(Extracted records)
━━━━━━

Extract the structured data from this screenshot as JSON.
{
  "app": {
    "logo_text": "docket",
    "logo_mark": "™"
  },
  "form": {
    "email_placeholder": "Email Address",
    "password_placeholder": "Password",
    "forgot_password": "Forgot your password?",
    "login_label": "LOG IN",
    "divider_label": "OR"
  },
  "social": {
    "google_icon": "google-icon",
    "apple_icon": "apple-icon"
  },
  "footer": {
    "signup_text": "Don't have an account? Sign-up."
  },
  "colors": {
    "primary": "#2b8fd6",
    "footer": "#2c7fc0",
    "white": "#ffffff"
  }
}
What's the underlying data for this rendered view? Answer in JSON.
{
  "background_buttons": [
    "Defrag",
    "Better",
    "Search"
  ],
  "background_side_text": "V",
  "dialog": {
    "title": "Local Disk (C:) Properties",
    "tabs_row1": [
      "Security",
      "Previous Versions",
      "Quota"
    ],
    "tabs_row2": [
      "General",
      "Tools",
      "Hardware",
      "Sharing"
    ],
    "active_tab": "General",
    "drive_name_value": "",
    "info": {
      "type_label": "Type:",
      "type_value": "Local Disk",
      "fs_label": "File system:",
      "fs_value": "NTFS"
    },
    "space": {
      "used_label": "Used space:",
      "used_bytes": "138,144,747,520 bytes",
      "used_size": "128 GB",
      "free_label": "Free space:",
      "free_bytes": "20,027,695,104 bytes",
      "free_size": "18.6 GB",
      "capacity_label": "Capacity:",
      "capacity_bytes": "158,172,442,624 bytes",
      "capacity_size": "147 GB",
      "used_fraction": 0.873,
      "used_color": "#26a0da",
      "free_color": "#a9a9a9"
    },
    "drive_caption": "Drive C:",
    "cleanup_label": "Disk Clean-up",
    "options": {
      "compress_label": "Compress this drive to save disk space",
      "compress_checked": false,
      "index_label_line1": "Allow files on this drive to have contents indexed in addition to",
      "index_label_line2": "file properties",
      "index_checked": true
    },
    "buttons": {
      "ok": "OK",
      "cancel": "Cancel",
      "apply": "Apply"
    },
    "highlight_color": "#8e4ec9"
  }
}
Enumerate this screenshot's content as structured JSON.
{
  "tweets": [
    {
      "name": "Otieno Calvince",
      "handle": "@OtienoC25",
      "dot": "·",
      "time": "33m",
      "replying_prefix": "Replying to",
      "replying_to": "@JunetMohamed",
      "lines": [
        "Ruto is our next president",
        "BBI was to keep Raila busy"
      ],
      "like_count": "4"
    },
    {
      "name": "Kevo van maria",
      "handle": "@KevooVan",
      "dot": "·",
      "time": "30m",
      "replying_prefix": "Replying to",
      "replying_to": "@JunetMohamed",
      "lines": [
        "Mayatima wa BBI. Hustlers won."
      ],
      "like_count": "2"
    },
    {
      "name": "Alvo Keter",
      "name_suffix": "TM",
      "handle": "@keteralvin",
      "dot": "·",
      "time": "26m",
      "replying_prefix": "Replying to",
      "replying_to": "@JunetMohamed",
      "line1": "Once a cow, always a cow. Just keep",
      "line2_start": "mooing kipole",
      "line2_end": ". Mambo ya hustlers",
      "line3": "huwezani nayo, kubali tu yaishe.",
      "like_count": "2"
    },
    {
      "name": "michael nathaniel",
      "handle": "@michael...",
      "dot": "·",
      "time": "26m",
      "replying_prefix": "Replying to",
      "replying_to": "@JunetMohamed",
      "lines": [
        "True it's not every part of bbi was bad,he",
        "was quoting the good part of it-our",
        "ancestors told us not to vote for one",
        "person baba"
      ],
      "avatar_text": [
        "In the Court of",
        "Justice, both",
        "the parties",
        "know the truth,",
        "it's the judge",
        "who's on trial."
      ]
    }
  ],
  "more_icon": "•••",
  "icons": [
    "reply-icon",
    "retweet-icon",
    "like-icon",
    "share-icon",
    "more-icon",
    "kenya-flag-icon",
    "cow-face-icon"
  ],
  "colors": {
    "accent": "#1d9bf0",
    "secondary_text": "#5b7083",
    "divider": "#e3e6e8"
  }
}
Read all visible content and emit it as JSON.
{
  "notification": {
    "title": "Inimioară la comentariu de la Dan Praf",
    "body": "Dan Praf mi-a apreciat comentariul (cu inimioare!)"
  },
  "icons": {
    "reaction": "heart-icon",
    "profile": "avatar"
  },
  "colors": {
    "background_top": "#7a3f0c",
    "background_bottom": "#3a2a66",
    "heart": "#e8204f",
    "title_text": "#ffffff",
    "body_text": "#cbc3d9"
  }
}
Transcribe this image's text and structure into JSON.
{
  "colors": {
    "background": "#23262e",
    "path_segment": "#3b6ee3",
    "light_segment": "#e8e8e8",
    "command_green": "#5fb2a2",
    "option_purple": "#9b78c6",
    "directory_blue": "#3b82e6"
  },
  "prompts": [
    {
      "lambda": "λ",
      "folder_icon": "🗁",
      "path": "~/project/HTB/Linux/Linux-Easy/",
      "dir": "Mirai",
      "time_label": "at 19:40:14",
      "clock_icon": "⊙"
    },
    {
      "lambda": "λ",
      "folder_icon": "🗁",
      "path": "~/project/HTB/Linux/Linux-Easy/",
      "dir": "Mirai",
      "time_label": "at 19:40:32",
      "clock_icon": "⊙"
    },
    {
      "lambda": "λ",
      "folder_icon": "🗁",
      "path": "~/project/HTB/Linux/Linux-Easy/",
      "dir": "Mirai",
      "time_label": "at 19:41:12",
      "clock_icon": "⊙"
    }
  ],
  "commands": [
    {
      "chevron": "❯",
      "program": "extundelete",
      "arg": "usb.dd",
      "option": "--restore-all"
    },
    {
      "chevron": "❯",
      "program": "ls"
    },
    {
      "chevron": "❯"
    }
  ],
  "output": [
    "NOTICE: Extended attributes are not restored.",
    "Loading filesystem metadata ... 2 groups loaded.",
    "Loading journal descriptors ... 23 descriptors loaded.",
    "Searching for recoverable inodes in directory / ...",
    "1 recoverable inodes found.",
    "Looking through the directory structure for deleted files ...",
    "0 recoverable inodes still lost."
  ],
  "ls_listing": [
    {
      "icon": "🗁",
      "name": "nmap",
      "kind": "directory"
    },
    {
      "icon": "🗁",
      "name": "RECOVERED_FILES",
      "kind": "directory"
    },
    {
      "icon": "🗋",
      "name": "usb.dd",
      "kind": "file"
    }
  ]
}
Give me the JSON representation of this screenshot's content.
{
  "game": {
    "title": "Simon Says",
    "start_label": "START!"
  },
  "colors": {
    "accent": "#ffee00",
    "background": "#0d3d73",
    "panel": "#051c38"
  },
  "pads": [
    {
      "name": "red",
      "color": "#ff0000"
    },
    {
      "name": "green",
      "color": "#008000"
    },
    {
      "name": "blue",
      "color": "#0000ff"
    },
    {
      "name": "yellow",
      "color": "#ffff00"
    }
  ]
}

━━━━━━

> **YOUR INSTRUCTIONS**
Quote the material exactly, leaving nothing out.

> **THE OUTPUT**
Extract the structured data from this screenshot as JSON.
{
  "app": {
    "logo_text": "docket",
    "logo_mark": "™"
  },
  "form": {
    "email_placeholder": "Email Address",
    "password_placeholder": "Password",
    "forgot_password": "Forgot your password?",
    "login_label": "LOG IN",
    "divider_label": "OR"
  },
  "social": {
    "google_icon": "google-icon",
    "apple_icon": "apple-icon"
  },
  "footer": {
    "signup_text": "Don't have an account? Sign-up."
  },
  "colors": {
    "primary": "#2b8fd6",
    "footer": "#2c7fc0",
    "white": "#ffffff"
  }
}
What's the underlying data for this rendered view? Answer in JSON.
{
  "background_buttons": [
    "Defrag",
    "Better",
    "Search"
  ],
  "background_side_text": "V",
  "dialog": {
    "title": "Local Disk (C:) Properties",
    "tabs_row1": [
      "Security",
      "Previous Versions",
      "Quota"
    ],
    "tabs_row2": [
      "General",
      "Tools",
      "Hardware",
      "Sharing"
    ],
    "active_tab": "General",
    "drive_name_value": "",
    "info": {
      "type_label": "Type:",
      "type_value": "Local Disk",
      "fs_label": "File system:",
      "fs_value": "NTFS"
    },
    "space": {
      "used_label": "Used space:",
      "used_bytes": "138,144,747,520 bytes",
      "used_size": "128 GB",
      "free_label": "Free space:",
      "free_bytes": "20,027,695,104 bytes",
      "free_size": "18.6 GB",
      "capacity_label": "Capacity:",
      "capacity_bytes": "158,172,442,624 bytes",
      "capacity_size": "147 GB",
      "used_fraction": 0.873,
      "used_color": "#26a0da",
      "free_color": "#a9a9a9"
    },
    "drive_caption": "Drive C:",
    "cleanup_label": "Disk Clean-up",
    "options": {
      "compress_label": "Compress this drive to save disk space",
      "compress_checked": false,
      "index_label_line1": "Allow files on this drive to have contents indexed in addition to",
      "index_label_line2": "file properties",
      "index_checked": true
    },
    "buttons": {
      "ok": "OK",
      "cancel": "Cancel",
      "apply": "Apply"
    },
    "highlight_color": "#8e4ec9"
  }
}
Enumerate this screenshot's content as structured JSON.
{
  "tweets": [
    {
      "name": "Otieno Calvince",
      "handle": "@OtienoC25",
      "dot": "·",
      "time": "33m",
      "replying_prefix": "Replying to",
      "replying_to": "@JunetMohamed",
      "lines": [
        "Ruto is our next president",
        "BBI was to keep Raila busy"
      ],
      "like_count": "4"
    },
    {
      "name": "Kevo van maria",
      "handle": "@KevooVan",
      "dot": "·",
      "time": "30m",
      "replying_prefix": "Replying to",
      "replying_to": "@JunetMohamed",
      "lines": [
        "Mayatima wa BBI. Hustlers won."
      ],
      "like_count": "2"
    },
    {
      "name": "Alvo Keter",
      "name_suffix": "TM",
      "handle": "@keteralvin",
      "dot": "·",
      "time": "26m",
      "replying_prefix": "Replying to",
      "replying_to": "@JunetMohamed",
      "line1": "Once a cow, always a cow. Just keep",
      "line2_start": "mooing kipole",
      "line2_end": ". Mambo ya hustlers",
      "line3": "huwezani nayo, kubali tu yaishe.",
      "like_count": "2"
    },
    {
      "name": "michael nathaniel",
      "handle": "@michael...",
      "dot": "·",
      "time": "26m",
      "replying_prefix": "Replying to",
      "replying_to": "@JunetMohamed",
      "lines": [
        "True it's not every part of bbi was bad,he",
        "was quoting the good part of it-our",
        "ancestors told us not to vote for one",
        "person baba"
      ],
      "avatar_text": [
        "In the Court of",
        "Justice, both",
        "the parties",
        "know the truth,",
        "it's the judge",
        "who's on trial."
      ]
    }
  ],
  "more_icon": "•••",
  "icons": [
    "reply-icon",
    "retweet-icon",
    "like-icon",
    "share-icon",
    "more-icon",
    "kenya-flag-icon",
    "cow-face-icon"
  ],
  "colors": {
    "accent": "#1d9bf0",
    "secondary_text": "#5b7083",
    "divider": "#e3e6e8"
  }
}
Read all visible content and emit it as JSON.
{
  "notification": {
    "title": "Inimioară la comentariu de la Dan Praf",
    "body": "Dan Praf mi-a apreciat comentariul (cu inimioare!)"
  },
  "icons": {
    "reaction": "heart-icon",
    "profile": "avatar"
  },
  "colors": {
    "background_top": "#7a3f0c",
    "background_bottom": "#3a2a66",
    "heart": "#e8204f",
    "title_text": "#ffffff",
    "body_text": "#cbc3d9"
  }
}
Transcribe this image's text and structure into JSON.
{
  "colors": {
    "background": "#23262e",
    "path_segment": "#3b6ee3",
    "light_segment": "#e8e8e8",
    "command_green": "#5fb2a2",
    "option_purple": "#9b78c6",
    "directory_blue": "#3b82e6"
  },
  "prompts": [
    {
      "lambda": "λ",
      "folder_icon": "🗁",
      "path": "~/project/HTB/Linux/Linux-Easy/",
      "dir": "Mirai",
      "time_label": "at 19:40:14",
      "clock_icon": "⊙"
    },
    {
      "lambda": "λ",
      "folder_icon": "🗁",
      "path": "~/project/HTB/Linux/Linux-Easy/",
      "dir": "Mirai",
      "time_label": "at 19:40:32",
      "clock_icon": "⊙"
    },
    {
      "lambda": "λ",
      "folder_icon": "🗁",
      "path": "~/project/HTB/Linux/Linux-Easy/",
      "dir": "Mirai",
      "time_label": "at 19:41:12",
      "clock_icon": "⊙"
    }
  ],
  "commands": [
    {
      "chevron": "❯",
      "program": "extundelete",
      "arg": "usb.dd",
      "option": "--restore-all"
    },
    {
      "chevron": "❯",
      "program": "ls"
    },
    {
      "chevron": "❯"
    }
  ],
  "output": [
    "NOTICE: Extended attributes are not restored.",
    "Loading filesystem metadata ... 2 groups loaded.",
    "Loading journal descriptors ... 23 descriptors loaded.",
    "Searching for recoverable inodes in directory / ...",
    "1 recoverable inodes found.",
    "Looking through the directory structure for deleted files ...",
    "0 recoverable inodes still lost."
  ],
  "ls_listing": [
    {
      "icon": "🗁",
      "name": "nmap",
      "kind": "directory"
    },
    {
      "icon": "🗁",
      "name": "RECOVERED_FILES",
      "kind": "directory"
    },
    {
      "icon": "🗋",
      "name": "usb.dd",
      "kind": "file"
    }
  ]
}
Give me the JSON representation of this screenshot's content.
{
  "game": {
    "title": "Simon Says",
    "start_label": "START!"
  },
  "colors": {
    "accent": "#ffee00",
    "background": "#0d3d73",
    "panel": "#051c38"
  },
  "pads": [
    {
      "name": "red",
      "color": "#ff0000"
    },
    {
      "name": "green",
      "color": "#008000"
    },
    {
      "name": "blue",
      "color": "#0000ff"
    },
    {
      "name": "yellow",
      "color": "#ffff00"
    }
  ]
}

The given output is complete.